=== EXTRACTED INFORMATION ===
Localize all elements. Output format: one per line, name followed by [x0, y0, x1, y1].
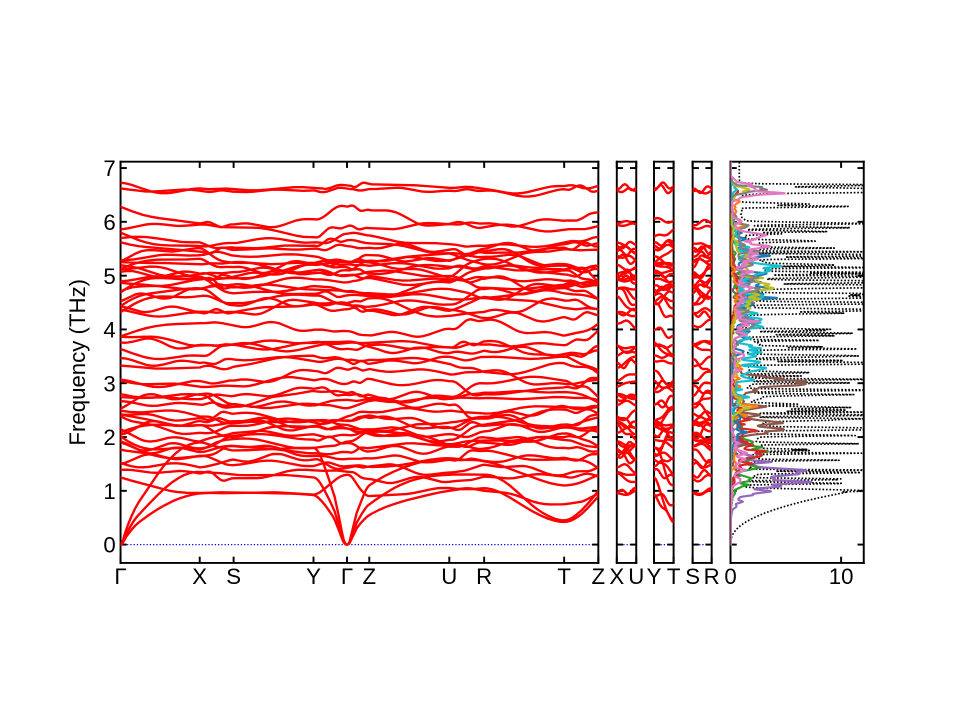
svg-text:Y: Y: [647, 564, 662, 589]
svg-text:3: 3: [103, 371, 115, 396]
svg-text:Γ: Γ: [341, 564, 353, 589]
svg-text:S: S: [685, 564, 700, 589]
svg-text:10: 10: [829, 564, 854, 589]
svg-text:0: 0: [724, 564, 736, 589]
svg-text:6: 6: [103, 210, 115, 235]
svg-text:U: U: [441, 564, 457, 589]
svg-text:S: S: [226, 564, 241, 589]
svg-text:Z: Z: [363, 564, 377, 589]
svg-text:2: 2: [103, 425, 115, 450]
svg-text:X: X: [609, 564, 624, 589]
svg-text:Γ: Γ: [114, 564, 126, 589]
svg-text:4: 4: [103, 318, 115, 343]
svg-text:0: 0: [103, 533, 115, 558]
svg-text:1: 1: [103, 479, 115, 504]
svg-text:U: U: [628, 564, 644, 589]
svg-text:T: T: [557, 564, 571, 589]
svg-text:5: 5: [103, 264, 115, 289]
svg-text:7: 7: [103, 156, 115, 181]
svg-text:R: R: [704, 564, 720, 589]
svg-text:R: R: [476, 564, 492, 589]
svg-text:Y: Y: [306, 564, 321, 589]
svg-text:X: X: [192, 564, 207, 589]
svg-text:Z: Z: [592, 564, 606, 589]
svg-text:Frequency (THz): Frequency (THz): [65, 279, 90, 446]
svg-text:T: T: [667, 564, 681, 589]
===
• WORK TO DO:
Render every line of the listing above as a Markdown table with the columns Row and Line, numbering the rows and skipping blank lines. Leave the pictures out of the table.

• REPLY:
| Row | Line |
|---|---|
| 1 | Localize all elements. Output format: one per line, name followed by [x0, y0, x1, y1]. |
| 2 | svg-text:Y: Y: [647, 564, 662, 589] |
| 3 | svg-text:3: 3: [103, 371, 115, 396] |
| 4 | svg-text:Γ: Γ: [341, 564, 353, 589] |
| 5 | svg-text:S: S: [685, 564, 700, 589] |
| 6 | svg-text:10: 10: [829, 564, 854, 589] |
| 7 | svg-text:0: 0: [724, 564, 736, 589] |
| 8 | svg-text:6: 6: [103, 210, 115, 235] |
| 9 | svg-text:U: U: [441, 564, 457, 589] |
| 10 | svg-text:S: S: [226, 564, 241, 589] |
| 11 | svg-text:Z: Z: [363, 564, 377, 589] |
| 12 | svg-text:2: 2: [103, 425, 115, 450] |
| 13 | svg-text:X: X: [609, 564, 624, 589] |
| 14 | svg-text:Γ: Γ: [114, 564, 126, 589] |
| 15 | svg-text:4: 4: [103, 318, 115, 343] |
| 16 | svg-text:0: 0: [103, 533, 115, 558] |
| 17 | svg-text:1: 1: [103, 479, 115, 504] |
| 18 | svg-text:U: U: [628, 564, 644, 589] |
| 19 | svg-text:T: T: [557, 564, 571, 589] |
| 20 | svg-text:5: 5: [103, 264, 115, 289] |
| 21 | svg-text:7: 7: [103, 156, 115, 181] |
| 22 | svg-text:R: R: [704, 564, 720, 589] |
| 23 | svg-text:R: R: [476, 564, 492, 589] |
| 24 | svg-text:Y: Y: [306, 564, 321, 589] |
| 25 | svg-text:X: X: [192, 564, 207, 589] |
| 26 | svg-text:Z: Z: [592, 564, 606, 589] |
| 27 | svg-text:Frequency (THz): Frequency (THz): [65, 279, 90, 446] |
| 28 | svg-text:T: T: [667, 564, 681, 589] |